• LE CONSEGNE:
A. Trascrivi il passo dell'articolo sulla campagna elettorale in Spagna che comincia con "Il Concilio Vaticano" e termina con "indicazioni di voto.", ribattezzando "cristiani" come "credenti".
B. Riassumi in due frasi l'articolo sulla campagna elettorale in Spagna.
C. Prosegui l'articolo sulla campagna elettorale in Spagna a partire dall'ultima frase riportata.
====== TESTO DELLA PAGINA ======
In Spagna comincia la campagna elettorale. Anche per la comunità cattolica che, in quanto comunità, è un fattore della vita politica? Qual è la posizione più opportuna per questa realtà sui generis? La risposta non è semplice e sicuramente resta in buona parte aperta.
Il Presidente della Conferenza episcopale spagnola (Cee), monsignor Ricardo Blázquez, in una recente intervista ha detto che la Spagna “si trova a un bivio storico”. Per questo è necessario mantenersi nel sentiero costituzionale, superare “progetti ideologizzati”. Già in un’altra occasione Blázquez aveva segnalato un confronto in atto che risveglia due o più anime spagnole. Il Presidente della Cee criticava inoltre le posizioni anticlericali delle giunte comunali dove Podemos è al potere. Senza menzionare la formazione populista, aveva detto che non si vedono progressi nelle istituzioni.
Se il momento è così “grave” non converrebbe che i leader della comunità cristiana e le sue istituzioni si pronunciassero in modo più diretto per fermare la minaccia del populismo? Non bisognerebbe stabilire almeno alcuni criteri chiari per orientare il voto?
Il Concilio Vaticano II e la sua corretta assimilazione, ancora in sospeso come ha segnalato il cardinal Sebastián, aiutano a fare una distinzione tra la comunità cristiana, soggetto politico in senso lato, i politici cristiani e le scelte che prendono i cristiani in politica. Alla luce del Vaticano II, della storia spagnola degli ultimi due secoli e delle circostanze attuali si può capire l’opportunità di non dare indicazioni di voto.
I pastori della Chiesa nell’indicare che in Spagna manca dialogo, capacità di superare i progetti ideologici o di apprezzamento per gli altri, non stanno compiendo una “fuga” dalla politica, né necessariamente consacrando una forma di dualismo che elimina la fede dalla vita pubblica. Segnalare le tendenze di fondo esistenti non rappresenta una fuga dalla realtà, ma offre uno sguardo più profondo. Sguardo da cui occorrerà trarre le conseguenze contingenti a un livello più concreto della politica che non è proprio della comunità cristiana intensa nel suo insieme. Senza questo sguardo più ampio non c’è un apporto decisivo.
C’è una logica preoccupazione per la libertà. La libertà della Chiesa – esercitata a beneficio di tutti – è, di fatto, il grande criterio politico. Ma questa libertà non è limitata solamente esternamente, ma si restringe anche con alcune alleanze che sono state fatte nel corso della storia. Alleanze che rappresentano limitazioni per la cattolicità propria della missione ecclesiale: essere testimoni per tutti della novità dell’avvenimento cristiano. Abbiamo sperimentato negli ultimi secoli e negli ultimi decenni quanto si può perdere con delle alleanze. “L’occidentalismo cristiano” del secondo dopoguerra – resuscitato dai teocon statunitensi dell’epoca di Bush -, il “terzomondismo cristiano” della decolonizzazione degli anni ’70, alcune forme della Teologia della liberazione o certe teologie anti-casta dell’India hanno finito per essere tutte forme di teologia politica.
====== MATERIALE FORNITO ======
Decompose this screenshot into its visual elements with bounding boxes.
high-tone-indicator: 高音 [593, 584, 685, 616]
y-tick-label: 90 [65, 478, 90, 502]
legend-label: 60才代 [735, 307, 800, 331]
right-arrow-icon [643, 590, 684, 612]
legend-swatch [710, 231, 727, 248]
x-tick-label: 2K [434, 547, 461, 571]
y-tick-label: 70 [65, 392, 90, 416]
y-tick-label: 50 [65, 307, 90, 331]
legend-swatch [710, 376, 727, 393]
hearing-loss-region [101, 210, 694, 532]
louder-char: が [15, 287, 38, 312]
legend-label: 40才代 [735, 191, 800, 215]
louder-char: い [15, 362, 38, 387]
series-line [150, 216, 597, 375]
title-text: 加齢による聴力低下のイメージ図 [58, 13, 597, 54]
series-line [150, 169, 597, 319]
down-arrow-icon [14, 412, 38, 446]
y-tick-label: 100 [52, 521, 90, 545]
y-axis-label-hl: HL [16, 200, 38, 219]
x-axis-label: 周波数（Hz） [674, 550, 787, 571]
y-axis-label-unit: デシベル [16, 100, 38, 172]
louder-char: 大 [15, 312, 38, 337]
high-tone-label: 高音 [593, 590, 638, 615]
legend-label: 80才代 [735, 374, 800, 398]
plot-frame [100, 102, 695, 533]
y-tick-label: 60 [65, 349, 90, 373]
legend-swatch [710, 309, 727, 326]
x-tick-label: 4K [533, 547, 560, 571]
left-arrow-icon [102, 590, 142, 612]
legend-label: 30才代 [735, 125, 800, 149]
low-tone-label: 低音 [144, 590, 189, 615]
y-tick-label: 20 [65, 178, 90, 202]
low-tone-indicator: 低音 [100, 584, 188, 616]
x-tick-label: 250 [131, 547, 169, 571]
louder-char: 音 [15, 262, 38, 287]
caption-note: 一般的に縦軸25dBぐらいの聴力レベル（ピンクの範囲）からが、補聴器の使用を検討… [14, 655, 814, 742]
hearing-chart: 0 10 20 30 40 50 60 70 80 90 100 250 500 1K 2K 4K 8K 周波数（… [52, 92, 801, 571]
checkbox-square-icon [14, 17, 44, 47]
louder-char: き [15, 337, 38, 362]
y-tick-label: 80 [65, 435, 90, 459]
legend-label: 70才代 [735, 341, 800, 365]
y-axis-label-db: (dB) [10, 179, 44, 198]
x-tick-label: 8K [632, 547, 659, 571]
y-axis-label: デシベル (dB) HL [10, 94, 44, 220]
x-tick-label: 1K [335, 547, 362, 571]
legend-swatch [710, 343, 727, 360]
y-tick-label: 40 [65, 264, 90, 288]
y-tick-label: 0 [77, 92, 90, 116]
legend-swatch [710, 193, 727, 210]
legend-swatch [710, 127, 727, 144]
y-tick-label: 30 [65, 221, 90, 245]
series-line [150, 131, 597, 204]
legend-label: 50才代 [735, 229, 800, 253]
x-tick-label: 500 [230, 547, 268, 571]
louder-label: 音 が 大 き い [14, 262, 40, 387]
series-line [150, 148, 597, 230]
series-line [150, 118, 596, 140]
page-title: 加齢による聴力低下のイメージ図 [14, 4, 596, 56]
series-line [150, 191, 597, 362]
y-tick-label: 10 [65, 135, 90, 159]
======
• SOLUZIONI PER CONSEGNA:
A.
Il Concilio Vaticano II e la sua corretta assimilazione, ancora in sospeso come ha segnalato il cardinal Sebastián, aiutano a fare una distinzione tra la comunità cristiana, soggetto politico in senso lato, i politici credenti e le scelte che prendono i credenti in politica. Alla luce del Vaticano II, della storia spagnola degli ultimi due secoli e delle circostanze attuali si può capire l’opportunità di non dare indicazioni di voto.

B. All'inizio della campagna elettorale in Spagna, il presidente della Conferenza episcopale spagnola, monsignor Ricardo Blázquez, ha affermato che il Paese si trova a un bivio storico. Ha invitato a mantenersi nel sentiero costituzionale e a superare i progetti ideologizzati, mentre alla luce del Vaticano II, della storia spagnola e delle circostanze attuali si comprende l'opportunità di non dare indicazioni di voto, anche per preservare la libertà della Chiesa dalle alleanze che l'hanno limitata nel corso della storia.

C.
Sono tutti abbracci dell’orso, portati avanti in buona fede in nome dell’urgenza e delle necessarie mediazioni, che hanno portato la comunità cristiana a schierarsi da una parte, facendole perdere la sua libertà essenziale: la possibilità di essere con tutti e per tutti. Si perde molto più di quel che si guadagna con questo tipo di alleanze.
Sarebbe assurdo che la difesa delle opere cristiane obbligasse a rinunciare al diritto e al dovere di cattolicità. Non siamo negli anni del dopoguerra europeo in cui sud dell’Europa era minacciato dal comunismo. Non siamo nell’Europa degli anni ’90. Forse allora il partito unico e il voto unico erano necessari, ma ora le circostanze sono cambiate, ed è cambiata la coscienza che la comunità cristiana ha del suo compito.
Per fortuna, soprattutto in Spagna, si è imparato molto da quando Pio IX nella metà del XIX secolo, colpito da un liberalismo poco liberale e molto anticlericale, ha adottato una posizione assolutamente difensiva di fronte alla modernità Dalla metà del XVIII fino a buona parte del XX secolo è difficile trovare una figura cattolica nella penisola iberica capace di valorizzare l’Illuminismo e le sue conseguenze politiche. Solamente Jovellanos sembra difendere la necessità di “contrapporre il solido e vero Illuminismo di fronte a quello falso e apparente”. Dopo la Guerra d’indipendenza nei primi anni del XIX secolo, tutte quelle successive contro il liberalismo hanno avuto una sfumatura di guerra santa. Durante i 150 anni in cui è stata forgiata la Spagna contemporanea si è cercato di difendere i “diritti della verità” in opposizione al liberalismo, attraverso uno status giuridico o politico. Per questo è così importante “l’onda lunga” che ha avuto inizio con la riconciliazione degli anni ’60 e il Concilio Vaticano II. Se c’è un Paese in cui il la “Dignatis Humanae”, il documento sulla libertà religiosa, ha un significato speciale è la Spagna. L’Illuminismo non è più il nemico. La modernità ferita, con le sue perplessità, invita la Chiesa a ritornare a ciò che le è proprio in un contesto di pluralismo e di assoluta fiducia nell’unico tribunale decisivo: la libertà di ogni persona.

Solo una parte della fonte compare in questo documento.